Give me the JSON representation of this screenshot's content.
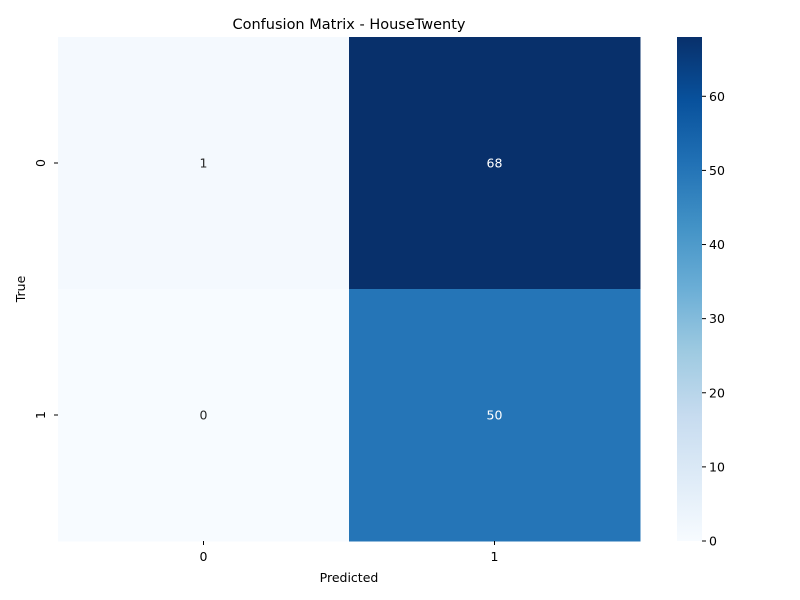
{
  "chart_data": {
    "type": "heatmap",
    "title": "Confusion Matrix - HouseTwenty",
    "xlabel": "Predicted",
    "ylabel": "True",
    "x_categories": [
      "0",
      "1"
    ],
    "y_categories": [
      "0",
      "1"
    ],
    "values": [
      [
        1,
        68
      ],
      [
        0,
        50
      ]
    ],
    "colormap": "Blues",
    "colorbar": {
      "range": [
        0,
        68
      ],
      "ticks": [
        0,
        10,
        20,
        30,
        40,
        50,
        60
      ]
    },
    "annotations": true,
    "grid": false
  }
}
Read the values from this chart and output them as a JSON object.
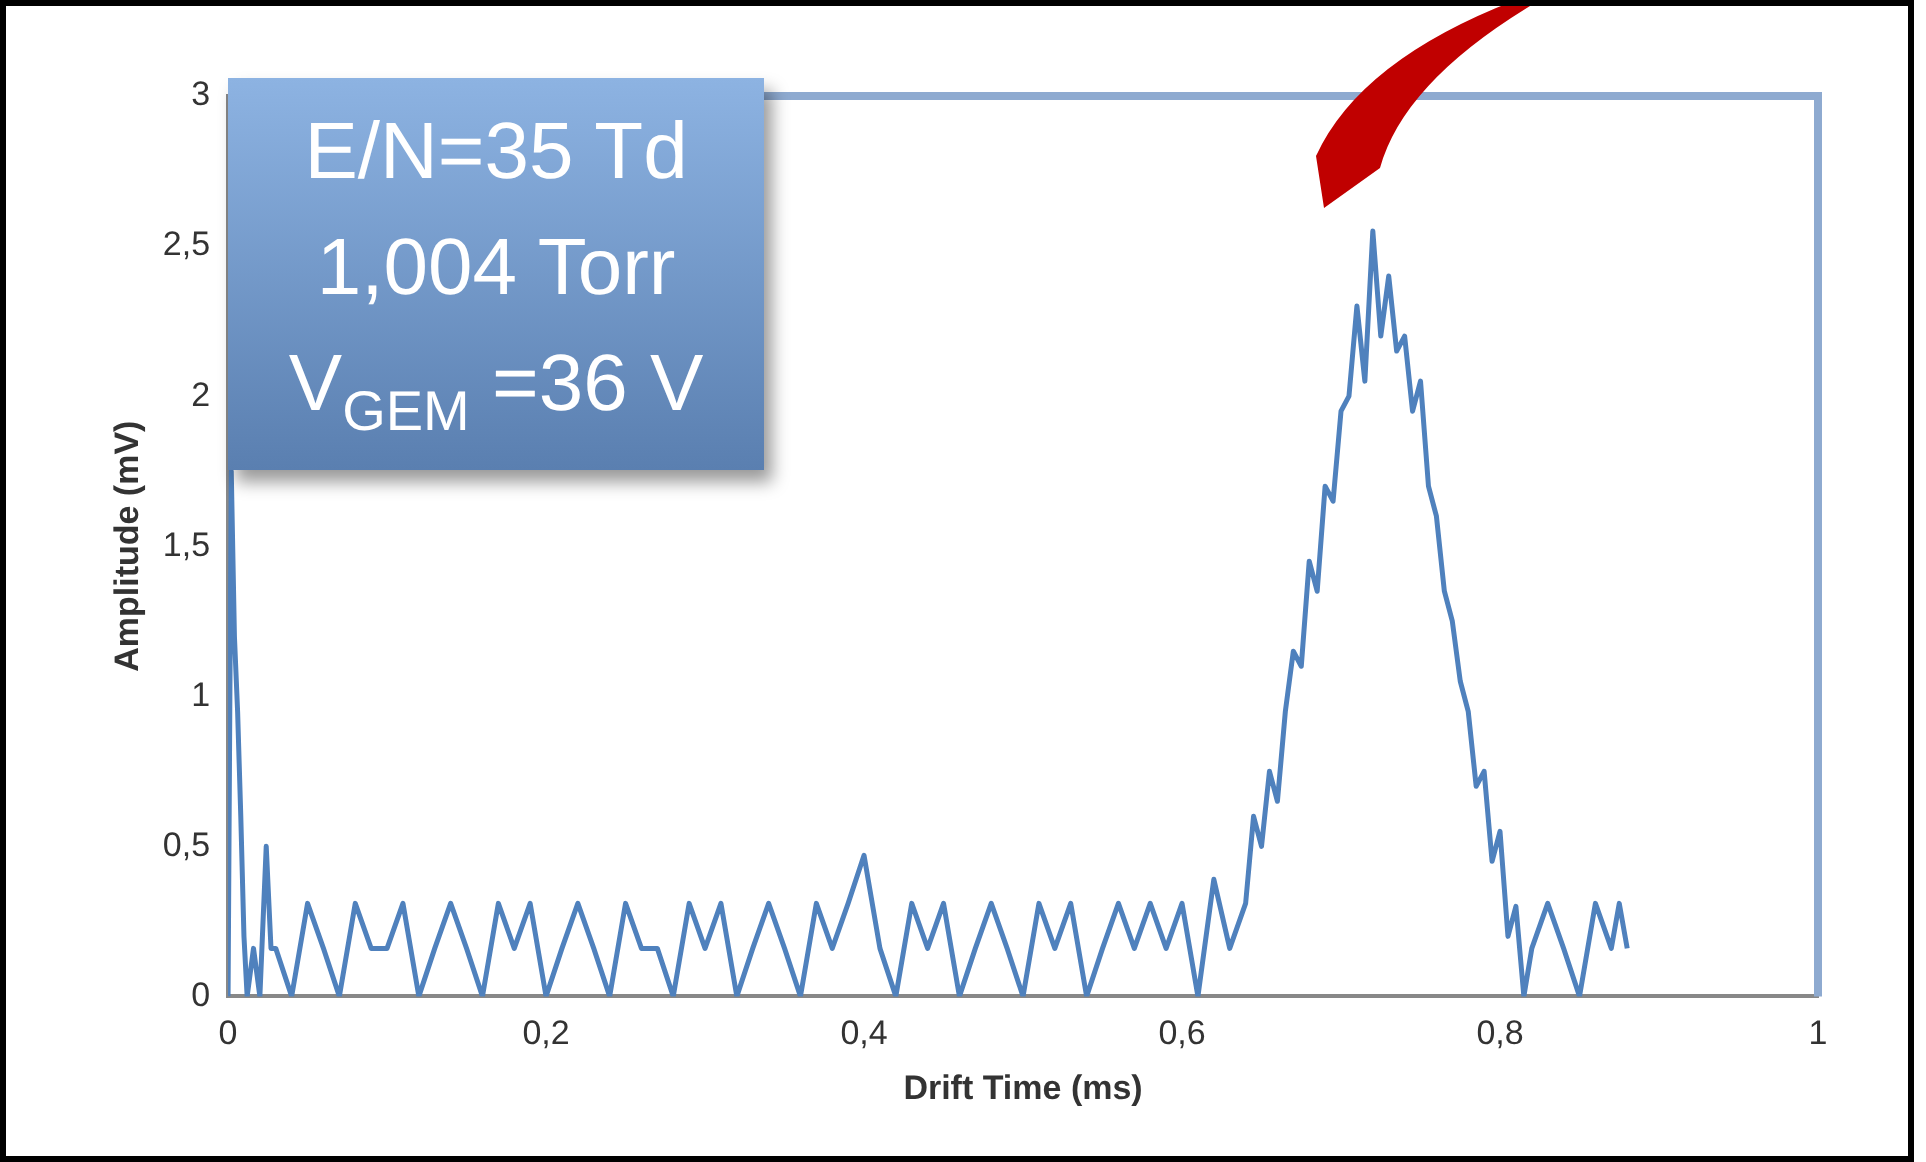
{
  "chart_data": {
    "type": "line",
    "xlabel": "Drift Time (ms)",
    "ylabel": "Amplitude (mV)",
    "annotations": [
      "E/N=35 Td",
      "1,004 Torr",
      "V$_{GEM}$ =36 V"
    ],
    "xlim": [
      0,
      1
    ],
    "xticks": [
      0,
      {
        "value": 0.2,
        "label": "0,2"
      },
      {
        "value": 0.4,
        "label": "0,4"
      },
      {
        "value": 0.6,
        "label": "0,6"
      },
      {
        "value": 0.8,
        "label": "0,8"
      },
      1
    ],
    "ylim": [
      0,
      3
    ],
    "yticks": [
      0,
      {
        "value": 0.5,
        "label": "0,5"
      },
      1,
      {
        "value": 1.5,
        "label": "1,5"
      },
      2,
      {
        "value": 2.5,
        "label": "2,5"
      },
      3
    ],
    "series": [
      {
        "color": "#4f81bd",
        "x": [
          0,
          0.002,
          0.004,
          0.006,
          0.008,
          0.01,
          0.012,
          0.016,
          0.02,
          0.024,
          0.027,
          0.03,
          0.04,
          0.05,
          0.06,
          0.07,
          0.08,
          0.09,
          0.1,
          0.11,
          0.12,
          0.13,
          0.14,
          0.15,
          0.16,
          0.17,
          0.18,
          0.19,
          0.2,
          0.21,
          0.22,
          0.23,
          0.24,
          0.25,
          0.26,
          0.27,
          0.28,
          0.29,
          0.3,
          0.31,
          0.32,
          0.33,
          0.34,
          0.35,
          0.36,
          0.37,
          0.38,
          0.39,
          0.4,
          0.41,
          0.42,
          0.43,
          0.44,
          0.45,
          0.46,
          0.47,
          0.48,
          0.49,
          0.5,
          0.51,
          0.52,
          0.53,
          0.54,
          0.55,
          0.56,
          0.57,
          0.58,
          0.59,
          0.6,
          0.61,
          0.62,
          0.63,
          0.64,
          0.645,
          0.65,
          0.655,
          0.66,
          0.665,
          0.67,
          0.675,
          0.68,
          0.685,
          0.69,
          0.695,
          0.7,
          0.705,
          0.71,
          0.715,
          0.72,
          0.725,
          0.73,
          0.735,
          0.74,
          0.745,
          0.75,
          0.755,
          0.76,
          0.765,
          0.77,
          0.775,
          0.78,
          0.785,
          0.79,
          0.795,
          0.8,
          0.805,
          0.81,
          0.815,
          0.82,
          0.83,
          0.84,
          0.85,
          0.86,
          0.87,
          0.875,
          0.88
        ],
        "values": [
          0,
          1.75,
          1.2,
          0.95,
          0.6,
          0.2,
          0,
          0.16,
          0,
          0.5,
          0.16,
          0.16,
          0,
          0.31,
          0.16,
          0,
          0.31,
          0.16,
          0.16,
          0.31,
          0,
          0.16,
          0.31,
          0.16,
          0,
          0.31,
          0.16,
          0.31,
          0,
          0.16,
          0.31,
          0.16,
          0,
          0.31,
          0.16,
          0.16,
          0,
          0.31,
          0.16,
          0.31,
          0,
          0.16,
          0.31,
          0.16,
          0,
          0.31,
          0.16,
          0.31,
          0.47,
          0.16,
          0,
          0.31,
          0.16,
          0.31,
          0,
          0.16,
          0.31,
          0.16,
          0,
          0.31,
          0.16,
          0.31,
          0,
          0.16,
          0.31,
          0.16,
          0.31,
          0.16,
          0.31,
          0,
          0.39,
          0.16,
          0.31,
          0.6,
          0.5,
          0.75,
          0.65,
          0.95,
          1.15,
          1.1,
          1.45,
          1.35,
          1.7,
          1.65,
          1.95,
          2,
          2.3,
          2.05,
          2.55,
          2.2,
          2.4,
          2.15,
          2.2,
          1.95,
          2.05,
          1.7,
          1.6,
          1.35,
          1.25,
          1.05,
          0.95,
          0.7,
          0.75,
          0.45,
          0.55,
          0.2,
          0.3,
          0,
          0.16,
          0.31,
          0.16,
          0,
          0.31,
          0.16,
          0.31,
          0.16
        ]
      }
    ]
  }
}
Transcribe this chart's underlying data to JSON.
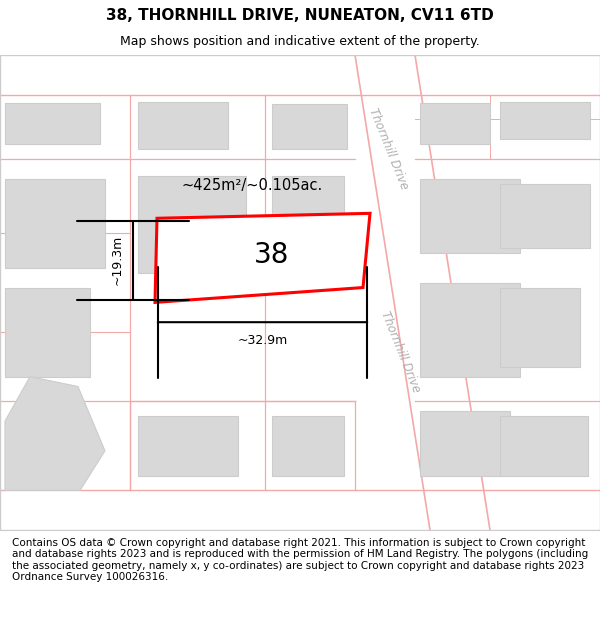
{
  "title_line1": "38, THORNHILL DRIVE, NUNEATON, CV11 6TD",
  "title_line2": "Map shows position and indicative extent of the property.",
  "footer_text": "Contains OS data © Crown copyright and database right 2021. This information is subject to Crown copyright and database rights 2023 and is reproduced with the permission of HM Land Registry. The polygons (including the associated geometry, namely x, y co-ordinates) are subject to Crown copyright and database rights 2023 Ordnance Survey 100026316.",
  "map_bg": "#f7f7f7",
  "road_color": "#f5a8a8",
  "building_color": "#d8d8d8",
  "building_edge": "#cccccc",
  "road_fill": "#ffffff",
  "property_color": "#ff0000",
  "road_label": "Thornhill Drive",
  "property_number": "38",
  "area_label": "~425m²/~0.105ac.",
  "width_label": "~32.9m",
  "height_label": "~19.3m",
  "title_fontsize": 11,
  "subtitle_fontsize": 9,
  "footer_fontsize": 7.5,
  "map_border_color": "#cccccc"
}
□ □ □ □ □ □ □
Requirement. Only the lines from the line containing "Transcribe this chart's" through the end of the data are to be reproduced, exactly and with both ends included; pictures are omitted.

Result of the task.
Transcribe this chart's underlying data to JSON.
{
  "title_line1": "38, THORNHILL DRIVE, NUNEATON, CV11 6TD",
  "title_line2": "Map shows position and indicative extent of the property.",
  "footer_text": "Contains OS data © Crown copyright and database right 2021. This information is subject to Crown copyright and database rights 2023 and is reproduced with the permission of HM Land Registry. The polygons (including the associated geometry, namely x, y co-ordinates) are subject to Crown copyright and database rights 2023 Ordnance Survey 100026316.",
  "map_bg": "#f7f7f7",
  "road_color": "#f5a8a8",
  "building_color": "#d8d8d8",
  "building_edge": "#cccccc",
  "road_fill": "#ffffff",
  "property_color": "#ff0000",
  "road_label": "Thornhill Drive",
  "property_number": "38",
  "area_label": "~425m²/~0.105ac.",
  "width_label": "~32.9m",
  "height_label": "~19.3m",
  "title_fontsize": 11,
  "subtitle_fontsize": 9,
  "footer_fontsize": 7.5,
  "map_border_color": "#cccccc"
}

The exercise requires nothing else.